Every record must appear in your copy exactly as written, with no pictures.

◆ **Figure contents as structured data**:
-=-=-=-=-
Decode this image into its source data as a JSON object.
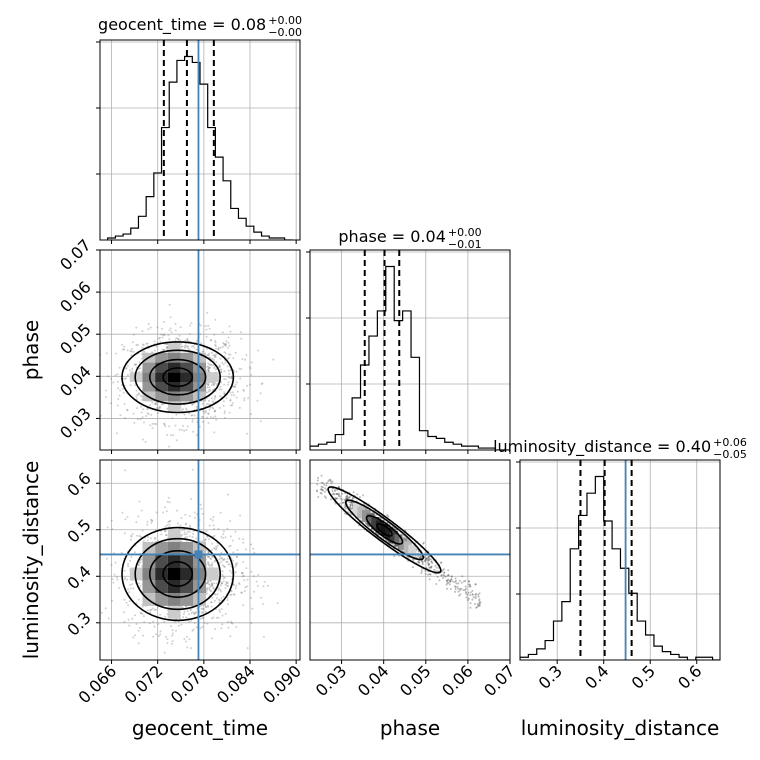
{
  "chart_data": {
    "type": "corner",
    "parameters": [
      "geocent_time",
      "phase",
      "luminosity_distance"
    ],
    "titles": [
      {
        "param": "geocent_time",
        "main": "geocent_time = 0.08",
        "upper": "+0.00",
        "lower": "−0.00"
      },
      {
        "param": "phase",
        "main": "phase = 0.04",
        "upper": "+0.00",
        "lower": "−0.01"
      },
      {
        "param": "luminosity_distance",
        "main": "luminosity_distance = 0.40",
        "upper": "+0.06",
        "lower": "−0.05"
      }
    ],
    "axes": {
      "geocent_time": {
        "range": [
          0.0645,
          0.0905
        ],
        "ticks": [
          0.066,
          0.072,
          0.078,
          0.084,
          0.09
        ],
        "tick_labels": [
          "0.066",
          "0.072",
          "0.078",
          "0.084",
          "0.090"
        ]
      },
      "phase": {
        "range": [
          0.0225,
          0.07
        ],
        "ticks": [
          0.03,
          0.04,
          0.05,
          0.06,
          0.07
        ],
        "tick_labels": [
          "0.03",
          "0.04",
          "0.05",
          "0.06",
          "0.07"
        ]
      },
      "luminosity_distance": {
        "range": [
          0.22,
          0.65
        ],
        "ticks": [
          0.3,
          0.4,
          0.5,
          0.6
        ],
        "tick_labels": [
          "0.3",
          "0.4",
          "0.5",
          "0.6"
        ]
      }
    },
    "truths": {
      "geocent_time": 0.0773,
      "phase": null,
      "luminosity_distance": 0.447
    },
    "quantiles": {
      "geocent_time": [
        0.0728,
        0.0758,
        0.0793
      ],
      "phase": [
        0.0355,
        0.0402,
        0.0437
      ],
      "luminosity_distance": [
        0.35,
        0.402,
        0.46
      ]
    },
    "histograms": {
      "geocent_time": {
        "edges_start": 0.0655,
        "bin_width": 0.001,
        "counts": [
          1,
          2,
          3,
          6,
          12,
          22,
          34,
          57,
          80,
          91,
          93,
          90,
          79,
          57,
          42,
          30,
          16,
          11,
          7,
          4,
          2,
          1,
          1,
          0
        ]
      },
      "phase": {
        "edges_start": 0.0225,
        "bin_width": 0.002,
        "counts": [
          2,
          3,
          4,
          8,
          16,
          27,
          44,
          59,
          72,
          95,
          67,
          72,
          48,
          10,
          7,
          6,
          4,
          3,
          2,
          2,
          1,
          1,
          0,
          0
        ]
      },
      "luminosity_distance": {
        "edges_start": 0.22,
        "bin_width": 0.018,
        "counts": [
          1,
          2,
          4,
          7,
          14,
          21,
          40,
          52,
          60,
          66,
          50,
          40,
          33,
          24,
          14,
          9,
          5,
          3,
          2,
          1,
          0,
          1,
          1,
          0
        ]
      }
    },
    "grid": true,
    "legend": "none"
  }
}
-=-=-=-=-
◆ **FULL OUTPUT**:
Decode this image into its source data as a JSON object.
{
  "chart_data": {
    "type": "corner",
    "parameters": [
      "geocent_time",
      "phase",
      "luminosity_distance"
    ],
    "titles": [
      {
        "param": "geocent_time",
        "main": "geocent_time = 0.08",
        "upper": "+0.00",
        "lower": "−0.00"
      },
      {
        "param": "phase",
        "main": "phase = 0.04",
        "upper": "+0.00",
        "lower": "−0.01"
      },
      {
        "param": "luminosity_distance",
        "main": "luminosity_distance = 0.40",
        "upper": "+0.06",
        "lower": "−0.05"
      }
    ],
    "axes": {
      "geocent_time": {
        "range": [
          0.0645,
          0.0905
        ],
        "ticks": [
          0.066,
          0.072,
          0.078,
          0.084,
          0.09
        ],
        "tick_labels": [
          "0.066",
          "0.072",
          "0.078",
          "0.084",
          "0.090"
        ]
      },
      "phase": {
        "range": [
          0.0225,
          0.07
        ],
        "ticks": [
          0.03,
          0.04,
          0.05,
          0.06,
          0.07
        ],
        "tick_labels": [
          "0.03",
          "0.04",
          "0.05",
          "0.06",
          "0.07"
        ]
      },
      "luminosity_distance": {
        "range": [
          0.22,
          0.65
        ],
        "ticks": [
          0.3,
          0.4,
          0.5,
          0.6
        ],
        "tick_labels": [
          "0.3",
          "0.4",
          "0.5",
          "0.6"
        ]
      }
    },
    "truths": {
      "geocent_time": 0.0773,
      "phase": null,
      "luminosity_distance": 0.447
    },
    "quantiles": {
      "geocent_time": [
        0.0728,
        0.0758,
        0.0793
      ],
      "phase": [
        0.0355,
        0.0402,
        0.0437
      ],
      "luminosity_distance": [
        0.35,
        0.402,
        0.46
      ]
    },
    "histograms": {
      "geocent_time": {
        "edges_start": 0.0655,
        "bin_width": 0.001,
        "counts": [
          1,
          2,
          3,
          6,
          12,
          22,
          34,
          57,
          80,
          91,
          93,
          90,
          79,
          57,
          42,
          30,
          16,
          11,
          7,
          4,
          2,
          1,
          1,
          0
        ]
      },
      "phase": {
        "edges_start": 0.0225,
        "bin_width": 0.002,
        "counts": [
          2,
          3,
          4,
          8,
          16,
          27,
          44,
          59,
          72,
          95,
          67,
          72,
          48,
          10,
          7,
          6,
          4,
          3,
          2,
          2,
          1,
          1,
          0,
          0
        ]
      },
      "luminosity_distance": {
        "edges_start": 0.22,
        "bin_width": 0.018,
        "counts": [
          1,
          2,
          4,
          7,
          14,
          21,
          40,
          52,
          60,
          66,
          50,
          40,
          33,
          24,
          14,
          9,
          5,
          3,
          2,
          1,
          0,
          1,
          1,
          0
        ]
      }
    },
    "grid": true,
    "legend": "none"
  }
}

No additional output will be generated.